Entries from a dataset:
* Begin *
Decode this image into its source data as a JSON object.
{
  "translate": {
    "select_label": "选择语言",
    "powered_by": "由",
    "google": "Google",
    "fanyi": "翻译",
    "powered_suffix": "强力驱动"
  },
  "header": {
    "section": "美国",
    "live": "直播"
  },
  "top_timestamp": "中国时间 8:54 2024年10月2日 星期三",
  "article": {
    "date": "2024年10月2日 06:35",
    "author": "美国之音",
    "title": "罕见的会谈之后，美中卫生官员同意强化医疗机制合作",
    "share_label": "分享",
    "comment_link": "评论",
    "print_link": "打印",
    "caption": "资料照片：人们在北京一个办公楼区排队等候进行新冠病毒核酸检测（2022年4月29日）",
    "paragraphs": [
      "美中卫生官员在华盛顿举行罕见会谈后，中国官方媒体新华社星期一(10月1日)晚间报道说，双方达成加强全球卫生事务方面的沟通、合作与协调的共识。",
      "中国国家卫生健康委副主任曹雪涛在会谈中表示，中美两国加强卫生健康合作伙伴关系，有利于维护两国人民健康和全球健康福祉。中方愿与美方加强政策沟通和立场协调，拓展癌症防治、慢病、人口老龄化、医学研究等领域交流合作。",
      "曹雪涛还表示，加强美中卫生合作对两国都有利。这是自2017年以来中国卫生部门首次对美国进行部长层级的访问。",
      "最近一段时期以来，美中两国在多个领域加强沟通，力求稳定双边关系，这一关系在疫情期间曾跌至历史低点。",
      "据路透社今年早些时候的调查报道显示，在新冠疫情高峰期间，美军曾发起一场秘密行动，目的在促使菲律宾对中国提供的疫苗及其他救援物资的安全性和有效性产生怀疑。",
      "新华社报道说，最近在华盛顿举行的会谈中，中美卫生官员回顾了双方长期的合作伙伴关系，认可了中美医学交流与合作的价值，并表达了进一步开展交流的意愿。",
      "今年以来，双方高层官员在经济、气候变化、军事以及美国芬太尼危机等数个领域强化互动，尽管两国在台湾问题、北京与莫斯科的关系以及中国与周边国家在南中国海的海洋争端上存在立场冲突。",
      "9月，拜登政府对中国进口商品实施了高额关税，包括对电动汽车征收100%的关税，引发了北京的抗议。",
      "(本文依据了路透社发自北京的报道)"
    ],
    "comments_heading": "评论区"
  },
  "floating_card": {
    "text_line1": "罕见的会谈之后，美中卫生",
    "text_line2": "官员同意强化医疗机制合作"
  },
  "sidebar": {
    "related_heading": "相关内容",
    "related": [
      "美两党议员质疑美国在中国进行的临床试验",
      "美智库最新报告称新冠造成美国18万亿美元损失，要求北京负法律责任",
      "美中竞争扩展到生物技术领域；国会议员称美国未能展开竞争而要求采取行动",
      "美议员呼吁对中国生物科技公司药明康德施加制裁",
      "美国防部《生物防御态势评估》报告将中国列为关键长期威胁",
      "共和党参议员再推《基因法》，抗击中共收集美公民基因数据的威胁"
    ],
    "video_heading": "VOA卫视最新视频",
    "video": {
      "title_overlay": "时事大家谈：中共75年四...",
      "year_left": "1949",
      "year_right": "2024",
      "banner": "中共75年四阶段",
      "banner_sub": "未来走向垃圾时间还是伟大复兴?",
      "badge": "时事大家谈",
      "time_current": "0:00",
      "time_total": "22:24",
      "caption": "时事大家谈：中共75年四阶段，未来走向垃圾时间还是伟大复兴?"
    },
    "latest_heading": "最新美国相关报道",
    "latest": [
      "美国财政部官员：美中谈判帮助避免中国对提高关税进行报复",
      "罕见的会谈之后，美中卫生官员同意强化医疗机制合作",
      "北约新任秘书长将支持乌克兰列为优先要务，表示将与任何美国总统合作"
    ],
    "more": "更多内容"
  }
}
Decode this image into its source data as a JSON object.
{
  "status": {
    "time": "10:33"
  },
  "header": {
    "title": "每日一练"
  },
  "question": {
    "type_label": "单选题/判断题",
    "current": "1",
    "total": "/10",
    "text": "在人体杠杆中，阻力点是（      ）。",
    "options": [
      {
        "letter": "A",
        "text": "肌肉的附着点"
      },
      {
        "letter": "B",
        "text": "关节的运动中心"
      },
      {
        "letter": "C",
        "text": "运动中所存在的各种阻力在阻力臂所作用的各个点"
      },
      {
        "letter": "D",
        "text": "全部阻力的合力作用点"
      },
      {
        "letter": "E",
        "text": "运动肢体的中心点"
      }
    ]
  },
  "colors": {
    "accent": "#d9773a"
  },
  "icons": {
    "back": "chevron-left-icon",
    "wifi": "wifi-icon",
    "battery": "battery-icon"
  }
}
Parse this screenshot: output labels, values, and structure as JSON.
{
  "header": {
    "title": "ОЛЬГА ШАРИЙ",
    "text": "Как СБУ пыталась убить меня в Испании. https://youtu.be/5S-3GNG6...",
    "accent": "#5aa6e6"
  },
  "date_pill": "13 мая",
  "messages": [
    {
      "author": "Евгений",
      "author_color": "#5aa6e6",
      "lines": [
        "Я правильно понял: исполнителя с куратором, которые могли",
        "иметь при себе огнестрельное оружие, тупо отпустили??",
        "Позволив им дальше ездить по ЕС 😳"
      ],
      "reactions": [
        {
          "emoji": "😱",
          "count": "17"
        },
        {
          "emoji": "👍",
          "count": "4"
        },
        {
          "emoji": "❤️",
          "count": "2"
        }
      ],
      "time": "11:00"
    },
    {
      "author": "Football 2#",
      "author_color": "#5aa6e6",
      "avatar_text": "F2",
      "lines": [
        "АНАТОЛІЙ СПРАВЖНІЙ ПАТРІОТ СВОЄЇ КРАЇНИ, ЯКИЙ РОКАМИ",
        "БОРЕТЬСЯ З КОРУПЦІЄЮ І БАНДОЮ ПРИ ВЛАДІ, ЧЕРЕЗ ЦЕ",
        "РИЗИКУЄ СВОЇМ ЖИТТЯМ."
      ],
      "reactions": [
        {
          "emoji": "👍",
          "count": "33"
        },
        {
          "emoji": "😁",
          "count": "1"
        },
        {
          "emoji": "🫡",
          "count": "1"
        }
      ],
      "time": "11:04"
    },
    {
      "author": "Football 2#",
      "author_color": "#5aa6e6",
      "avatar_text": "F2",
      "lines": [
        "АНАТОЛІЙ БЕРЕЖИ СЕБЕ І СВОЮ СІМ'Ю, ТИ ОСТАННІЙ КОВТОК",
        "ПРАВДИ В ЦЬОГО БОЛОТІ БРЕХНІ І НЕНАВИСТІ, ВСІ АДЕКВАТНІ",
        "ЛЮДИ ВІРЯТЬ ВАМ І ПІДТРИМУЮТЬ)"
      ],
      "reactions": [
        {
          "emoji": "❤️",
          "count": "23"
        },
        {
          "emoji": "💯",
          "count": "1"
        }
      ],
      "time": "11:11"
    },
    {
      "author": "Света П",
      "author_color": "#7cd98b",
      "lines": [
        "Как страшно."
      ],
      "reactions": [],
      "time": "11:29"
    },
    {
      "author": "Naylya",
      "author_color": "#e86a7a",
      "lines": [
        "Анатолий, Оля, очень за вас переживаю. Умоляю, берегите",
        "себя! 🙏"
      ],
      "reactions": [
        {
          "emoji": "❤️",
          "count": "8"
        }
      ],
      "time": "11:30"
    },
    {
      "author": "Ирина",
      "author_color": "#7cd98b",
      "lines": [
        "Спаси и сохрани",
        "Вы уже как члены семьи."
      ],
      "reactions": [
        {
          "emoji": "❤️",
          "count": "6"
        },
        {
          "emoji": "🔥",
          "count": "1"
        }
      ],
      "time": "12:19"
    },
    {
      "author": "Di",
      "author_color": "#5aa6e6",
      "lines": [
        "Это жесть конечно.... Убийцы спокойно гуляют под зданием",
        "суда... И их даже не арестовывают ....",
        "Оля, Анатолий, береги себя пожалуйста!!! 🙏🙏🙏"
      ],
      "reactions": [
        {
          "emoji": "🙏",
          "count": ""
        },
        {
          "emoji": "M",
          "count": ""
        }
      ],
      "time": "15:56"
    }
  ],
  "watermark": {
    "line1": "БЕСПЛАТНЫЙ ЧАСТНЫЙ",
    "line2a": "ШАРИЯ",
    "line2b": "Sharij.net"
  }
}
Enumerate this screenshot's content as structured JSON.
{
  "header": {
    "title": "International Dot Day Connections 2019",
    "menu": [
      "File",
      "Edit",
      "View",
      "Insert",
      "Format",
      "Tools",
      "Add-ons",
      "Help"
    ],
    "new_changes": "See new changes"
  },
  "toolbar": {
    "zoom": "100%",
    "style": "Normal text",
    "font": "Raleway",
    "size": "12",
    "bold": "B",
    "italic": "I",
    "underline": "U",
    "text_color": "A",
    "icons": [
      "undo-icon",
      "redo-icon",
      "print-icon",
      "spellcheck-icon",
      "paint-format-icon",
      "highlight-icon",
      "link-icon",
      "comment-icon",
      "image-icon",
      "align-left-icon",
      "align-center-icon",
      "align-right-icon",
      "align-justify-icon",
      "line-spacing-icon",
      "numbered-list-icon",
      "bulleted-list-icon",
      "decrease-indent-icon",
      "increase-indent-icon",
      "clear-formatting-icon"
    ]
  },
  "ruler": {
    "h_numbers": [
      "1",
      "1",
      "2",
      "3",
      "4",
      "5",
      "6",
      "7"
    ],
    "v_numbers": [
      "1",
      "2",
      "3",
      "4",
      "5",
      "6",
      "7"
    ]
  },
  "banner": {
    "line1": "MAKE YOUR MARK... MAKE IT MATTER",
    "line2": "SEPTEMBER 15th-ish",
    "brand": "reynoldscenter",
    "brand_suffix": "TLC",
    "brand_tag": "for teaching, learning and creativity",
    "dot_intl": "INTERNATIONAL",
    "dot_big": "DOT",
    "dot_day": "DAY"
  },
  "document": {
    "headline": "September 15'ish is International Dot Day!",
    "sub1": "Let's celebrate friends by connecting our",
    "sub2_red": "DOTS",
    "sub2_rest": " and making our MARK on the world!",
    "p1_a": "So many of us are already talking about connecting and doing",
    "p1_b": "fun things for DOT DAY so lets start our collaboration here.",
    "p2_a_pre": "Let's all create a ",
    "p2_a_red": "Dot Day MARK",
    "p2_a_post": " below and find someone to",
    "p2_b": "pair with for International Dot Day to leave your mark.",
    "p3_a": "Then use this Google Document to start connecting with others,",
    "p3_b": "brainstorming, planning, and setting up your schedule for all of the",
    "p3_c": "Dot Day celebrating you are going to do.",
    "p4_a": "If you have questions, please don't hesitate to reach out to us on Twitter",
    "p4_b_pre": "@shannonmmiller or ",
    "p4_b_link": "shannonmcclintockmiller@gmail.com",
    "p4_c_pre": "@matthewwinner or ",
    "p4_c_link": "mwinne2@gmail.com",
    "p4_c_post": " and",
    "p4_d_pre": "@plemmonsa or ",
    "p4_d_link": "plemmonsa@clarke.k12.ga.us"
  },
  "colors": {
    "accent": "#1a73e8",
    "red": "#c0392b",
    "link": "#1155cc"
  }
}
* End *
[Direction]
Return each line where "connecting" shows up.

[Final answer]
    "sub1": "Let's celebrate friends by connecting our",
    "p1_a": "So many of us are already talking about connecting and doing",
    "p3_a": "Then use this Google Document to start connecting with others,",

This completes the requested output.